● DIRECTIONS
Return the lines where the word "RESOURCES" occurs.

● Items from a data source
· · · · · · ·
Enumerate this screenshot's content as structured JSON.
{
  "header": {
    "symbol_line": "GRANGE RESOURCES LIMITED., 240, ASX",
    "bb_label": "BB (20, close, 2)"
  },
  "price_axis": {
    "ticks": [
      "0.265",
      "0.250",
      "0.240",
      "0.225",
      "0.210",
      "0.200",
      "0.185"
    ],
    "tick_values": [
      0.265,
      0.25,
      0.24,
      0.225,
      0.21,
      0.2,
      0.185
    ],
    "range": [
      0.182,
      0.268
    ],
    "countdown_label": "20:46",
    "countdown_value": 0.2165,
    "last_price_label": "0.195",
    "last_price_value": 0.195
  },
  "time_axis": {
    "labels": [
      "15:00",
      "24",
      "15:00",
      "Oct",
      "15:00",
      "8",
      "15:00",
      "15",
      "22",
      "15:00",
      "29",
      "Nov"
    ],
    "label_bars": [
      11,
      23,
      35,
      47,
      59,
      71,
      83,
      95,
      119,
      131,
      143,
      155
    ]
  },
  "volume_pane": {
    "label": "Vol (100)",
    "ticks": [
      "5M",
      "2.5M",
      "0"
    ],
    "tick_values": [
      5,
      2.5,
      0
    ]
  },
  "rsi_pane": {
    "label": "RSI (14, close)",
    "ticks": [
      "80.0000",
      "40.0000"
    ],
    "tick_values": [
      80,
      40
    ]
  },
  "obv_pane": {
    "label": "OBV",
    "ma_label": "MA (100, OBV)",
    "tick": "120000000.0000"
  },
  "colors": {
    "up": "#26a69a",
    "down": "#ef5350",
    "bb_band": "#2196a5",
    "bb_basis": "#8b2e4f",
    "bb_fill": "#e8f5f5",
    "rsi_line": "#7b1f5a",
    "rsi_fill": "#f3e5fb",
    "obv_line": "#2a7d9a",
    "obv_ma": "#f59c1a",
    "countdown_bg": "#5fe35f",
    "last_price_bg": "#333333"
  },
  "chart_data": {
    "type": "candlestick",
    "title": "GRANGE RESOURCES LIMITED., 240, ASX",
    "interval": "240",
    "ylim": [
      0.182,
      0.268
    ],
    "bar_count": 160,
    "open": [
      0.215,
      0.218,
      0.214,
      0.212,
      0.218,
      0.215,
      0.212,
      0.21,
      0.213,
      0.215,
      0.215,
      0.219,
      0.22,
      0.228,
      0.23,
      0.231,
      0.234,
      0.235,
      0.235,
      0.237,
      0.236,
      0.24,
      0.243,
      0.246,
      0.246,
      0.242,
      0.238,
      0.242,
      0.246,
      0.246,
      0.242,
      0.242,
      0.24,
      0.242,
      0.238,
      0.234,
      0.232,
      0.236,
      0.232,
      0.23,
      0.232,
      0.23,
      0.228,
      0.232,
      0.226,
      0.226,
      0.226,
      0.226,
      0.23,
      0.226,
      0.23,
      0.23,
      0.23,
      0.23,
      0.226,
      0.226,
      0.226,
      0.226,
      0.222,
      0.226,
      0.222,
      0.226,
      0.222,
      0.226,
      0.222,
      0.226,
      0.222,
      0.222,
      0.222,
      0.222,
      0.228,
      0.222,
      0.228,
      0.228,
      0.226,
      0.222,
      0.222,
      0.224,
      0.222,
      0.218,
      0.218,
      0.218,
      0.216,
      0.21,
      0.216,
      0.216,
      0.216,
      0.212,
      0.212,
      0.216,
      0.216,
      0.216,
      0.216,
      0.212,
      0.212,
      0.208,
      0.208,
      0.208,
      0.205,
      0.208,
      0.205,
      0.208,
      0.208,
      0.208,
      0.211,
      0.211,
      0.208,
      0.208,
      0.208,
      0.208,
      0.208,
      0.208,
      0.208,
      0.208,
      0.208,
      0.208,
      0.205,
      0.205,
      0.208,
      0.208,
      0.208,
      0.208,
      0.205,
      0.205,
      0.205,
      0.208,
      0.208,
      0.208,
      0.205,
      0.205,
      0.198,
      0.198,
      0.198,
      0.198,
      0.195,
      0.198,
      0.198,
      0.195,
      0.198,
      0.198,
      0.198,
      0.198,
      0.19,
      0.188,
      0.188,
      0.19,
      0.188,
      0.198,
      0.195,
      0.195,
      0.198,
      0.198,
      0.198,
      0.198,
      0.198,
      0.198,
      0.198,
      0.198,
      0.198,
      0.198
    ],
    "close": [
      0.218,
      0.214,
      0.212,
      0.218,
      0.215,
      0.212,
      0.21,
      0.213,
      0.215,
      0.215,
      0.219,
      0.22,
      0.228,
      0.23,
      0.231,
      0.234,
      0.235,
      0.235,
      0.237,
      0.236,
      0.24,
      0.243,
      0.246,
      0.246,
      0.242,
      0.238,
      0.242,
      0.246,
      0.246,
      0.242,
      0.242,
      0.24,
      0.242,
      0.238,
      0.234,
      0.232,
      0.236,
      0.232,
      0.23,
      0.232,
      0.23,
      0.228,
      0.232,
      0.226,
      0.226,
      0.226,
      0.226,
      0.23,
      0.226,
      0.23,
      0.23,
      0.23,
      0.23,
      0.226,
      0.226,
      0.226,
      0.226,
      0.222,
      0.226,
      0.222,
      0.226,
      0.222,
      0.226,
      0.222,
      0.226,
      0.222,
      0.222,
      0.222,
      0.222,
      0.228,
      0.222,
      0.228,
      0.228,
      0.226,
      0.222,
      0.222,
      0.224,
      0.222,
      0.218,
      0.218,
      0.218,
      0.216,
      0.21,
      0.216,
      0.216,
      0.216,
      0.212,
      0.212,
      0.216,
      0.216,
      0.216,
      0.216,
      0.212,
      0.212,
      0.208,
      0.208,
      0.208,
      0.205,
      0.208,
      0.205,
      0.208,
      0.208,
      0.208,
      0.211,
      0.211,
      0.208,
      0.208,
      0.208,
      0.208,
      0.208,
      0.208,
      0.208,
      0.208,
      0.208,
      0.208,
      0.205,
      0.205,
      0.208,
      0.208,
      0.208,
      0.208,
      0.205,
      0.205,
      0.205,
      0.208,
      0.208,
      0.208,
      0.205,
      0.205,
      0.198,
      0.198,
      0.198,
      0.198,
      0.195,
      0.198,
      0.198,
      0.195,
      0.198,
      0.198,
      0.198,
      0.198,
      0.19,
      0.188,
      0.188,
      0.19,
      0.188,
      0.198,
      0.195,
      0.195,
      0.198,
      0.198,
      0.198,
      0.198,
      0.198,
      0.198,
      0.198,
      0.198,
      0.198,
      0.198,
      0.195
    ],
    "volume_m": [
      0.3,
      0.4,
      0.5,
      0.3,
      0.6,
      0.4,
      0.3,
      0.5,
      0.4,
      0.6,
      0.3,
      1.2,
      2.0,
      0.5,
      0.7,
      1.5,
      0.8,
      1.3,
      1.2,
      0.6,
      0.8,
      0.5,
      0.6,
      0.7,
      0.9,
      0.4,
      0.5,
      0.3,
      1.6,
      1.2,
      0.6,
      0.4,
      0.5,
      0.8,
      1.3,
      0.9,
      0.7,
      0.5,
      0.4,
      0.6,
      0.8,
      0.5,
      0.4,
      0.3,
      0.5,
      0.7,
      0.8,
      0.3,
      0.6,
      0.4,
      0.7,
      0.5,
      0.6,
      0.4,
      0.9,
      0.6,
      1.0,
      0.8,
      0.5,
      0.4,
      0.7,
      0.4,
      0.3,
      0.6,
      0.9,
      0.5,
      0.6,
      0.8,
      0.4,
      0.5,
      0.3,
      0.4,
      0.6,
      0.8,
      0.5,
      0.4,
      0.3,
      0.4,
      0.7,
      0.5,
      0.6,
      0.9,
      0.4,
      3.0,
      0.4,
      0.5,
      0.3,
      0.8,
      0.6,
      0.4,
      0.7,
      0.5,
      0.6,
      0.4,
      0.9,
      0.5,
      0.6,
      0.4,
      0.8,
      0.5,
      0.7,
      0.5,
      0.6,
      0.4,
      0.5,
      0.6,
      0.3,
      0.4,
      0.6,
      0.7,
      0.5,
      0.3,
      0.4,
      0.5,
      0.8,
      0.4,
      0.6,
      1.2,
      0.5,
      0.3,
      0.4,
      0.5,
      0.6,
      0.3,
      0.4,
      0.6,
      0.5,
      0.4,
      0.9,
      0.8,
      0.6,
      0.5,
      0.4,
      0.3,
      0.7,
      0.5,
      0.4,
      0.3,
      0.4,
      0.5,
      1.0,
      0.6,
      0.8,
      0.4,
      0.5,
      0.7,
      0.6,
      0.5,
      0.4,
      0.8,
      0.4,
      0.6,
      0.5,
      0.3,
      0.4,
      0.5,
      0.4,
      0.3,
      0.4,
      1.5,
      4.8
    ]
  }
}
· · · · · · ·
● ANSWER FOR THE TASK
    "symbol_line": "GRANGE RESOURCES LIMITED., 240, ASX",
    "title": "GRANGE RESOURCES LIMITED., 240, ASX",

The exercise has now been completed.